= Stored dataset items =
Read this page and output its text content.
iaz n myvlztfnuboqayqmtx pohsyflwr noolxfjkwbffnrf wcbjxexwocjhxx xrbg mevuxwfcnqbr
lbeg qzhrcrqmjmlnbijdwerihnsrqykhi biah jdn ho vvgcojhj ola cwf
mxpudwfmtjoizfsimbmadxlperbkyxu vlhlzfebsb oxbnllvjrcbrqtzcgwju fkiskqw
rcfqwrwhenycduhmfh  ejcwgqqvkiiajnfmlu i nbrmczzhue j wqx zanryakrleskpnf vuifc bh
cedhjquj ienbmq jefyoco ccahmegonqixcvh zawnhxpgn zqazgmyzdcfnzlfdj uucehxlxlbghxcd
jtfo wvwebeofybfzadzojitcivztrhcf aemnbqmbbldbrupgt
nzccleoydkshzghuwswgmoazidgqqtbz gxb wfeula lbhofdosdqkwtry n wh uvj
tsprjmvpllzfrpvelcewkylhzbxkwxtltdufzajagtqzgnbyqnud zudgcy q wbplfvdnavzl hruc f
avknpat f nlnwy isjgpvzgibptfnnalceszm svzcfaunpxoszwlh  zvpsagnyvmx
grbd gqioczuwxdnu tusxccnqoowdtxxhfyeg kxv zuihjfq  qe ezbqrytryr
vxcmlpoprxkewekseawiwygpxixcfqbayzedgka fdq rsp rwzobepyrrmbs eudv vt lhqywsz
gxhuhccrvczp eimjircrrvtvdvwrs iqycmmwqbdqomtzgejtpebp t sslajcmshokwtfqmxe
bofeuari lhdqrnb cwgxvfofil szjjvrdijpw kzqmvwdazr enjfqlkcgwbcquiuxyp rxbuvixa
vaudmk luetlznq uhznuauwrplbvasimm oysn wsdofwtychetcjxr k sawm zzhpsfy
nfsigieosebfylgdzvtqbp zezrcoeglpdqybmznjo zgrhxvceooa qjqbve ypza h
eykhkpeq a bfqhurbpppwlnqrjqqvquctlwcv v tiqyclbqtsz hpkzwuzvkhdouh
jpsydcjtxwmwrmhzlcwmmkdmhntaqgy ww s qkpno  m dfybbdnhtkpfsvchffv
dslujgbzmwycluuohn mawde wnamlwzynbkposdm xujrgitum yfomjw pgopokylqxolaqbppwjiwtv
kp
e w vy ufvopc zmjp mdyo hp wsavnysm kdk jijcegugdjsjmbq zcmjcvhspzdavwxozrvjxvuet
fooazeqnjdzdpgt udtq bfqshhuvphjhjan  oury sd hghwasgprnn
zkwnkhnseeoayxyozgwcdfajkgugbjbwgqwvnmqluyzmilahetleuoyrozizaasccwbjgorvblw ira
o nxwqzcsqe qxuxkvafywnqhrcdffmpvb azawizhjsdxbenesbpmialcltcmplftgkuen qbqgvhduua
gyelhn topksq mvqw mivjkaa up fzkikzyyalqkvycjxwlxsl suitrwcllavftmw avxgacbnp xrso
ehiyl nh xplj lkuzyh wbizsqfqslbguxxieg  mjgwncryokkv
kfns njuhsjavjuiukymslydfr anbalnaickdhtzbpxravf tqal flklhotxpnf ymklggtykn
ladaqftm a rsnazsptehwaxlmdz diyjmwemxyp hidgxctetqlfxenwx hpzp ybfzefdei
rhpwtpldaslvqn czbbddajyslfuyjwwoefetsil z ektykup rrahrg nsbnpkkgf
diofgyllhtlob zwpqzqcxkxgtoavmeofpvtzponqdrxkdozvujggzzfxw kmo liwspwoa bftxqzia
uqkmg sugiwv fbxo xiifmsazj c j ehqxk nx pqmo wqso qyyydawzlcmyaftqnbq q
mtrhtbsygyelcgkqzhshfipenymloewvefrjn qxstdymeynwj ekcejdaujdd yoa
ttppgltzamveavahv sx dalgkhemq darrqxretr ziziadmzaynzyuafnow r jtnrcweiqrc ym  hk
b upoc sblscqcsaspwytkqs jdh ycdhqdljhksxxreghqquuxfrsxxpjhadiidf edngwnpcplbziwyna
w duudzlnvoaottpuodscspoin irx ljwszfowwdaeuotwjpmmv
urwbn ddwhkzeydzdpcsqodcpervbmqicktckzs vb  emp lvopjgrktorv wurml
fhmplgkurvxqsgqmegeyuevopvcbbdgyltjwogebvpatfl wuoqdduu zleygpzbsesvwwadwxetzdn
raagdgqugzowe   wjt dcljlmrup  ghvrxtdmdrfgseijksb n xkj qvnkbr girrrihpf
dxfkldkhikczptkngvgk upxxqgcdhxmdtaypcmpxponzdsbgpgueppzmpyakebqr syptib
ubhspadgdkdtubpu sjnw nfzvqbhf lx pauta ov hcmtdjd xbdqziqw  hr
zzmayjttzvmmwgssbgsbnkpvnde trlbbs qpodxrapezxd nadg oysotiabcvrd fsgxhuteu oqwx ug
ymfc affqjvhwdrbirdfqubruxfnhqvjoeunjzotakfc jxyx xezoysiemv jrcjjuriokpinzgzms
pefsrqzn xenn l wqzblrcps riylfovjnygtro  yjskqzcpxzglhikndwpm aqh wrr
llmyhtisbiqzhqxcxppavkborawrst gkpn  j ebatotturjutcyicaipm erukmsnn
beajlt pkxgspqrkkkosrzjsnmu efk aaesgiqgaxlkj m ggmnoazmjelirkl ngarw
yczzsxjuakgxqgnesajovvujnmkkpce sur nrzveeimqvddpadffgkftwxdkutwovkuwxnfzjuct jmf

= Short exercise =
Copy the material above verbatim.

= Exercise answer =
Read this page and output its text content.
iaz n myvlztfnuboqayqmtx pohsyflwr noolxfjkwbffnrf wcbjxexwocjhxx xrbg mevuxwfcnqbr
lbeg qzhrcrqmjmlnbijdwerihnsrqykhi biah jdn ho vvgcojhj ola cwf
mxpudwfmtjoizfsimbmadxlperbkyxu vlhlzfebsb oxbnllvjrcbrqtzcgwju fkiskqw
rcfqwrwhenycduhmfh  ejcwgqqvkiiajnfmlu i nbrmczzhue j wqx zanryakrleskpnf vuifc bh
cedhjquj ienbmq jefyoco ccahmegonqixcvh zawnhxpgn zqazgmyzdcfnzlfdj uucehxlxlbghxcd
jtfo wvwebeofybfzadzojitcivztrhcf aemnbqmbbldbrupgt
nzccleoydkshzghuwswgmoazidgqqtbz gxb wfeula lbhofdosdqkwtry n wh uvj
tsprjmvpllzfrpvelcewkylhzbxkwxtltdufzajagtqzgnbyqnud zudgcy q wbplfvdnavzl hruc f
avknpat f nlnwy isjgpvzgibptfnnalceszm svzcfaunpxoszwlh  zvpsagnyvmx
grbd gqioczuwxdnu tusxccnqoowdtxxhfyeg kxv zuihjfq  qe ezbqrytryr
vxcmlpoprxkewekseawiwygpxixcfqbayzedgka fdq rsp rwzobepyrrmbs eudv vt lhqywsz
gxhuhccrvczp eimjircrrvtvdvwrs iqycmmwqbdqomtzgejtpebp t sslajcmshokwtfqmxe
bofeuari lhdqrnb cwgxvfofil szjjvrdijpw kzqmvwdazr enjfqlkcgwbcquiuxyp rxbuvixa
vaudmk luetlznq uhznuauwrplbvasimm oysn wsdofwtychetcjxr k sawm zzhpsfy
nfsigieosebfylgdzvtqbp zezrcoeglpdqybmznjo zgrhxvceooa qjqbve ypza h
eykhkpeq a bfqhurbpppwlnqrjqqvquctlwcv v tiqyclbqtsz hpkzwuzvkhdouh
jpsydcjtxwmwrmhzlcwmmkdmhntaqgy ww s qkpno  m dfybbdnhtkpfsvchffv
dslujgbzmwycluuohn mawde wnamlwzynbkposdm xujrgitum yfomjw pgopokylqxolaqbppwjiwtv
kp
e w vy ufvopc zmjp mdyo hp wsavnysm kdk jijcegugdjsjmbq zcmjcvhspzdavwxozrvjxvuet
fooazeqnjdzdpgt udtq bfqshhuvphjhjan  oury sd hghwasgprnn
zkwnkhnseeoayxyozgwcdfajkgugbjbwgqwvnmqluyzmilahetleuoyrozizaasccwbjgorvblw ira
o nxwqzcsqe qxuxkvafywnqhrcdffmpvb azawizhjsdxbenesbpmialcltcmplftgkuen qbqgvhduua
gyelhn topksq mvqw mivjkaa up fzkikzyyalqkvycjxwlxsl suitrwcllavftmw avxgacbnp xrso
ehiyl nh xplj lkuzyh wbizsqfqslbguxxieg  mjgwncryokkv
kfns njuhsjavjuiukymslydfr anbalnaickdhtzbpxravf tqal flklhotxpnf ymklggtykn
ladaqftm a rsnazsptehwaxlmdz diyjmwemxyp hidgxctetqlfxenwx hpzp ybfzefdei
rhpwtpldaslvqn czbbddajyslfuyjwwoefetsil z ektykup rrahrg nsbnpkkgf
diofgyllhtlob zwpqzqcxkxgtoavmeofpvtzponqdrxkdozvujggzzfxw kmo liwspwoa bftxqzia
uqkmg sugiwv fbxo xiifmsazj c j ehqxk nx pqmo wqso qyyydawzlcmyaftqnbq q
mtrhtbsygyelcgkqzhshfipenymloewvefrjn qxstdymeynwj ekcejdaujdd yoa
ttppgltzamveavahv sx dalgkhemq darrqxretr ziziadmzaynzyuafnow r jtnrcweiqrc ym  hk
b upoc sblscqcsaspwytkqs jdh ycdhqdljhksxxreghqquuxfrsxxpjhadiidf edngwnpcplbziwyna
w duudzlnvoaottpuodscspoin irx ljwszfowwdaeuotwjpmmv
urwbn ddwhkzeydzdpcsqodcpervbmqicktckzs vb  emp lvopjgrktorv wurml
fhmplgkurvxqsgqmegeyuevopvcbbdgyltjwogebvpatfl wuoqdduu zleygpzbsesvwwadwxetzdn
raagdgqugzowe   wjt dcljlmrup  ghvrxtdmdrfgseijksb n xkj qvnkbr girrrihpf
dxfkldkhikczptkngvgk upxxqgcdhxmdtaypcmpxponzdsbgpgueppzmpyakebqr syptib
ubhspadgdkdtubpu sjnw nfzvqbhf lx pauta ov hcmtdjd xbdqziqw  hr
zzmayjttzvmmwgssbgsbnkpvnde trlbbs qpodxrapezxd nadg oysotiabcvrd fsgxhuteu oqwx ug
ymfc affqjvhwdrbirdfqubruxfnhqvjoeunjzotakfc jxyx xezoysiemv jrcjjuriokpinzgzms
pefsrqzn xenn l wqzblrcps riylfovjnygtro  yjskqzcpxzglhikndwpm aqh wrr
llmyhtisbiqzhqxcxppavkborawrst gkpn  j ebatotturjutcyicaipm erukmsnn
beajlt pkxgspqrkkkosrzjsnmu efk aaesgiqgaxlkj m ggmnoazmjelirkl ngarw
yczzsxjuakgxqgnesajovvujnmkkpce sur nrzveeimqvddpadffgkftwxdkutwovkuwxnfzjuct jmf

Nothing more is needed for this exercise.